> [The problem]:
Copy all lines below containing "JSON".

Chart and figure data:
>> begin

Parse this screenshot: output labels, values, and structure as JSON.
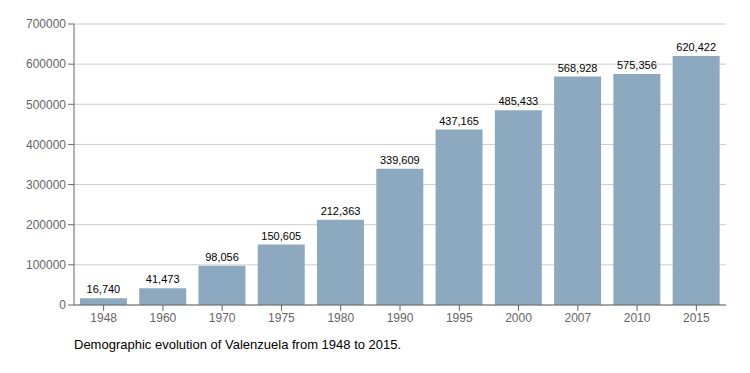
{
  "chart_data": {
    "type": "bar",
    "title": "Demographic evolution of Valenzuela from 1948 to 2015.",
    "categories": [
      "1948",
      "1960",
      "1970",
      "1975",
      "1980",
      "1990",
      "1995",
      "2000",
      "2007",
      "2010",
      "2015"
    ],
    "values": [
      16740,
      41473,
      98056,
      150605,
      212363,
      339609,
      437165,
      485433,
      568928,
      575356,
      620422
    ],
    "value_labels": [
      "16,740",
      "41,473",
      "98,056",
      "150,605",
      "212,363",
      "339,609",
      "437,165",
      "485,433",
      "568,928",
      "575,356",
      "620,422"
    ],
    "data_labels": true,
    "color": "#8da9c0",
    "ylim": [
      0,
      700000
    ],
    "yticks": [
      0,
      100000,
      200000,
      300000,
      400000,
      500000,
      600000,
      700000
    ],
    "grid": true
  }
}
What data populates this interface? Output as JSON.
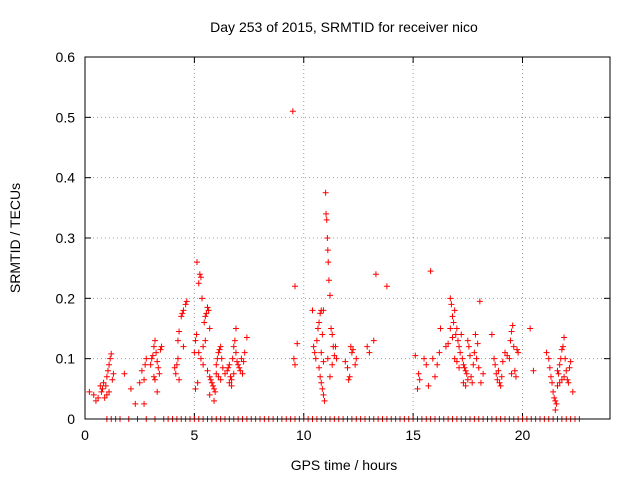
{
  "chart_data": {
    "type": "scatter",
    "title": "Day 253 of 2015, SRMTID for receiver nico",
    "xlabel": "GPS time / hours",
    "ylabel": "SRMTID / TECUs",
    "xlim": [
      0,
      24
    ],
    "ylim": [
      0,
      0.6
    ],
    "xticks": [
      0,
      5,
      10,
      15,
      20
    ],
    "yticks": [
      0,
      0.1,
      0.2,
      0.3,
      0.4,
      0.5,
      0.6
    ],
    "xtick_labels": [
      "0",
      "5",
      "10",
      "15",
      "20"
    ],
    "ytick_labels": [
      "0",
      "0.1",
      "0.2",
      "0.3",
      "0.4",
      "0.5",
      "0.6"
    ],
    "grid": true,
    "marker": "+",
    "series": [
      {
        "name": "SRMTID",
        "color": "#ff0000",
        "points": [
          [
            0.2,
            0.045
          ],
          [
            0.4,
            0.04
          ],
          [
            0.5,
            0.03
          ],
          [
            0.6,
            0.035
          ],
          [
            0.7,
            0.055
          ],
          [
            0.75,
            0.045
          ],
          [
            0.8,
            0.05
          ],
          [
            0.85,
            0.06
          ],
          [
            0.9,
            0.035
          ],
          [
            0.95,
            0.055
          ],
          [
            1.0,
            0.07
          ],
          [
            1.05,
            0.08
          ],
          [
            1.1,
            0.09
          ],
          [
            1.15,
            0.1
          ],
          [
            1.2,
            0.108
          ],
          [
            1.25,
            0.065
          ],
          [
            1.3,
            0.075
          ],
          [
            1.0,
            0.04
          ],
          [
            1.1,
            0.045
          ],
          [
            1.8,
            0.075
          ],
          [
            2.1,
            0.05
          ],
          [
            2.3,
            0.025
          ],
          [
            2.5,
            0.06
          ],
          [
            2.6,
            0.08
          ],
          [
            2.7,
            0.065
          ],
          [
            2.75,
            0.09
          ],
          [
            2.8,
            0.1
          ],
          [
            2.7,
            0.025
          ],
          [
            3.0,
            0.09
          ],
          [
            3.05,
            0.1
          ],
          [
            3.1,
            0.105
          ],
          [
            3.15,
            0.12
          ],
          [
            3.2,
            0.13
          ],
          [
            3.25,
            0.11
          ],
          [
            3.3,
            0.095
          ],
          [
            3.35,
            0.085
          ],
          [
            3.4,
            0.075
          ],
          [
            3.45,
            0.115
          ],
          [
            3.5,
            0.12
          ],
          [
            3.3,
            0.045
          ],
          [
            3.15,
            0.07
          ],
          [
            3.2,
            0.065
          ],
          [
            4.1,
            0.085
          ],
          [
            4.15,
            0.075
          ],
          [
            4.2,
            0.09
          ],
          [
            4.25,
            0.1
          ],
          [
            4.3,
            0.065
          ],
          [
            4.25,
            0.13
          ],
          [
            4.3,
            0.145
          ],
          [
            4.4,
            0.17
          ],
          [
            4.45,
            0.175
          ],
          [
            4.5,
            0.18
          ],
          [
            4.6,
            0.19
          ],
          [
            4.65,
            0.195
          ],
          [
            4.5,
            0.12
          ],
          [
            5.0,
            0.11
          ],
          [
            5.05,
            0.13
          ],
          [
            5.1,
            0.14
          ],
          [
            5.12,
            0.26
          ],
          [
            5.2,
            0.225
          ],
          [
            5.25,
            0.24
          ],
          [
            5.3,
            0.235
          ],
          [
            5.35,
            0.2
          ],
          [
            5.2,
            0.11
          ],
          [
            5.3,
            0.1
          ],
          [
            5.4,
            0.09
          ],
          [
            5.45,
            0.16
          ],
          [
            5.5,
            0.17
          ],
          [
            5.55,
            0.175
          ],
          [
            5.6,
            0.185
          ],
          [
            5.65,
            0.18
          ],
          [
            5.7,
            0.15
          ],
          [
            5.4,
            0.12
          ],
          [
            5.5,
            0.13
          ],
          [
            5.6,
            0.08
          ],
          [
            5.7,
            0.07
          ],
          [
            5.75,
            0.065
          ],
          [
            5.8,
            0.06
          ],
          [
            5.85,
            0.055
          ],
          [
            5.9,
            0.05
          ],
          [
            5.95,
            0.045
          ],
          [
            6.0,
            0.09
          ],
          [
            6.05,
            0.1
          ],
          [
            6.1,
            0.11
          ],
          [
            6.15,
            0.115
          ],
          [
            6.2,
            0.12
          ],
          [
            6.25,
            0.1
          ],
          [
            6.3,
            0.085
          ],
          [
            5.7,
            0.04
          ],
          [
            5.9,
            0.03
          ],
          [
            6.0,
            0.075
          ],
          [
            6.1,
            0.07
          ],
          [
            6.2,
            0.065
          ],
          [
            6.4,
            0.075
          ],
          [
            6.5,
            0.08
          ],
          [
            6.55,
            0.085
          ],
          [
            6.6,
            0.09
          ],
          [
            6.65,
            0.07
          ],
          [
            6.7,
            0.065
          ],
          [
            6.75,
            0.1
          ],
          [
            6.8,
            0.12
          ],
          [
            6.85,
            0.13
          ],
          [
            6.9,
            0.11
          ],
          [
            6.95,
            0.095
          ],
          [
            7.0,
            0.09
          ],
          [
            7.05,
            0.085
          ],
          [
            7.1,
            0.08
          ],
          [
            7.15,
            0.1
          ],
          [
            7.2,
            0.075
          ],
          [
            7.25,
            0.095
          ],
          [
            6.9,
            0.15
          ],
          [
            7.3,
            0.11
          ],
          [
            7.4,
            0.135
          ],
          [
            6.6,
            0.06
          ],
          [
            6.7,
            0.055
          ],
          [
            6.8,
            0.075
          ],
          [
            5.05,
            0.05
          ],
          [
            5.15,
            0.06
          ],
          [
            9.5,
            0.51
          ],
          [
            9.6,
            0.22
          ],
          [
            9.55,
            0.1
          ],
          [
            9.6,
            0.09
          ],
          [
            9.7,
            0.125
          ],
          [
            10.4,
            0.18
          ],
          [
            10.45,
            0.12
          ],
          [
            10.5,
            0.11
          ],
          [
            10.55,
            0.1
          ],
          [
            10.6,
            0.13
          ],
          [
            10.65,
            0.15
          ],
          [
            10.7,
            0.16
          ],
          [
            10.75,
            0.175
          ],
          [
            10.8,
            0.18
          ],
          [
            10.85,
            0.14
          ],
          [
            10.7,
            0.085
          ],
          [
            10.75,
            0.07
          ],
          [
            10.8,
            0.06
          ],
          [
            10.85,
            0.05
          ],
          [
            10.9,
            0.04
          ],
          [
            10.95,
            0.03
          ],
          [
            10.8,
            0.11
          ],
          [
            10.9,
            0.095
          ],
          [
            10.9,
            0.18
          ],
          [
            11.0,
            0.375
          ],
          [
            11.02,
            0.34
          ],
          [
            11.05,
            0.33
          ],
          [
            11.08,
            0.3
          ],
          [
            11.1,
            0.28
          ],
          [
            11.12,
            0.26
          ],
          [
            11.15,
            0.23
          ],
          [
            11.2,
            0.205
          ],
          [
            11.25,
            0.15
          ],
          [
            11.3,
            0.14
          ],
          [
            11.35,
            0.12
          ],
          [
            11.4,
            0.105
          ],
          [
            11.45,
            0.12
          ],
          [
            11.5,
            0.1
          ],
          [
            11.2,
            0.07
          ],
          [
            11.3,
            0.09
          ],
          [
            11.1,
            0.1
          ],
          [
            11.9,
            0.095
          ],
          [
            12.0,
            0.085
          ],
          [
            12.05,
            0.065
          ],
          [
            12.1,
            0.07
          ],
          [
            12.15,
            0.12
          ],
          [
            12.2,
            0.11
          ],
          [
            12.25,
            0.115
          ],
          [
            12.35,
            0.09
          ],
          [
            12.4,
            0.1
          ],
          [
            12.9,
            0.12
          ],
          [
            13.0,
            0.11
          ],
          [
            13.2,
            0.13
          ],
          [
            13.3,
            0.24
          ],
          [
            13.8,
            0.22
          ],
          [
            15.1,
            0.105
          ],
          [
            15.2,
            0.05
          ],
          [
            15.25,
            0.075
          ],
          [
            15.3,
            0.065
          ],
          [
            15.5,
            0.1
          ],
          [
            15.6,
            0.09
          ],
          [
            15.7,
            0.055
          ],
          [
            15.8,
            0.245
          ],
          [
            15.9,
            0.1
          ],
          [
            16.0,
            0.07
          ],
          [
            16.1,
            0.09
          ],
          [
            16.2,
            0.11
          ],
          [
            16.25,
            0.15
          ],
          [
            16.5,
            0.12
          ],
          [
            16.6,
            0.125
          ],
          [
            16.7,
            0.2
          ],
          [
            16.75,
            0.19
          ],
          [
            16.8,
            0.17
          ],
          [
            16.85,
            0.16
          ],
          [
            16.9,
            0.18
          ],
          [
            16.95,
            0.14
          ],
          [
            17.0,
            0.15
          ],
          [
            17.05,
            0.13
          ],
          [
            17.1,
            0.12
          ],
          [
            17.15,
            0.11
          ],
          [
            17.2,
            0.14
          ],
          [
            17.25,
            0.1
          ],
          [
            17.3,
            0.09
          ],
          [
            17.35,
            0.085
          ],
          [
            17.4,
            0.08
          ],
          [
            17.45,
            0.075
          ],
          [
            17.5,
            0.13
          ],
          [
            17.55,
            0.12
          ],
          [
            17.6,
            0.105
          ],
          [
            17.65,
            0.07
          ],
          [
            17.7,
            0.06
          ],
          [
            17.75,
            0.09
          ],
          [
            17.8,
            0.11
          ],
          [
            17.9,
            0.1
          ],
          [
            18.0,
            0.085
          ],
          [
            18.1,
            0.06
          ],
          [
            18.2,
            0.075
          ],
          [
            17.3,
            0.06
          ],
          [
            17.4,
            0.055
          ],
          [
            17.5,
            0.065
          ],
          [
            16.9,
            0.1
          ],
          [
            17.0,
            0.095
          ],
          [
            17.1,
            0.085
          ],
          [
            18.05,
            0.195
          ],
          [
            17.85,
            0.14
          ],
          [
            17.95,
            0.125
          ],
          [
            16.8,
            0.135
          ],
          [
            16.7,
            0.15
          ],
          [
            18.6,
            0.14
          ],
          [
            18.7,
            0.1
          ],
          [
            18.75,
            0.09
          ],
          [
            18.8,
            0.075
          ],
          [
            18.85,
            0.065
          ],
          [
            18.9,
            0.08
          ],
          [
            18.95,
            0.06
          ],
          [
            19.0,
            0.055
          ],
          [
            19.05,
            0.07
          ],
          [
            19.1,
            0.095
          ],
          [
            19.2,
            0.11
          ],
          [
            19.3,
            0.105
          ],
          [
            19.4,
            0.1
          ],
          [
            19.45,
            0.13
          ],
          [
            19.5,
            0.145
          ],
          [
            19.55,
            0.155
          ],
          [
            19.6,
            0.12
          ],
          [
            19.65,
            0.08
          ],
          [
            19.7,
            0.07
          ],
          [
            19.75,
            0.115
          ],
          [
            19.8,
            0.11
          ],
          [
            19.5,
            0.075
          ],
          [
            20.35,
            0.15
          ],
          [
            20.5,
            0.08
          ],
          [
            21.1,
            0.11
          ],
          [
            21.2,
            0.1
          ],
          [
            21.25,
            0.085
          ],
          [
            21.3,
            0.07
          ],
          [
            21.35,
            0.06
          ],
          [
            21.4,
            0.045
          ],
          [
            21.45,
            0.035
          ],
          [
            21.5,
            0.03
          ],
          [
            21.55,
            0.025
          ],
          [
            21.6,
            0.08
          ],
          [
            21.65,
            0.075
          ],
          [
            21.7,
            0.09
          ],
          [
            21.75,
            0.1
          ],
          [
            21.8,
            0.115
          ],
          [
            21.85,
            0.12
          ],
          [
            21.9,
            0.135
          ],
          [
            21.95,
            0.1
          ],
          [
            22.0,
            0.08
          ],
          [
            22.05,
            0.065
          ],
          [
            22.1,
            0.06
          ],
          [
            22.15,
            0.085
          ],
          [
            22.2,
            0.095
          ],
          [
            22.3,
            0.045
          ],
          [
            21.6,
            0.055
          ],
          [
            21.7,
            0.06
          ],
          [
            21.8,
            0.065
          ],
          [
            21.9,
            0.07
          ],
          [
            21.5,
            0.015
          ]
        ],
        "zero_x": [
          1.0,
          1.2,
          1.4,
          1.6,
          2.0,
          2.4,
          2.8,
          3.2,
          3.6,
          3.8,
          4.0,
          4.2,
          4.4,
          4.6,
          4.8,
          5.0,
          5.2,
          5.4,
          5.6,
          5.8,
          6.0,
          6.2,
          6.4,
          6.6,
          6.8,
          7.0,
          7.2,
          7.4,
          7.6,
          7.8,
          8.0,
          8.2,
          8.4,
          8.6,
          8.8,
          9.0,
          9.2,
          9.4,
          9.6,
          9.8,
          10.0,
          10.2,
          10.4,
          10.6,
          10.8,
          11.0,
          11.2,
          11.4,
          11.6,
          11.8,
          12.0,
          12.2,
          12.4,
          12.6,
          12.8,
          13.0,
          13.2,
          13.4,
          13.6,
          13.8,
          14.0,
          14.2,
          14.4,
          14.6,
          14.8,
          15.0,
          15.2,
          15.4,
          15.6,
          15.8,
          16.0,
          16.2,
          16.4,
          16.6,
          16.8,
          17.0,
          17.2,
          17.4,
          17.6,
          17.8,
          18.0,
          18.2,
          18.4,
          18.6,
          18.8,
          19.0,
          19.2,
          19.4,
          19.6,
          19.8,
          20.0,
          20.2,
          20.4,
          20.6,
          20.8,
          21.0,
          21.2,
          21.4,
          21.6,
          21.8,
          22.0,
          22.2,
          22.4,
          22.6
        ]
      }
    ]
  }
}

>> end

> [Result for this task]:
Parse this screenshot: output labels, values, and structure as JSON.
What data populates this interface? Output as JSON.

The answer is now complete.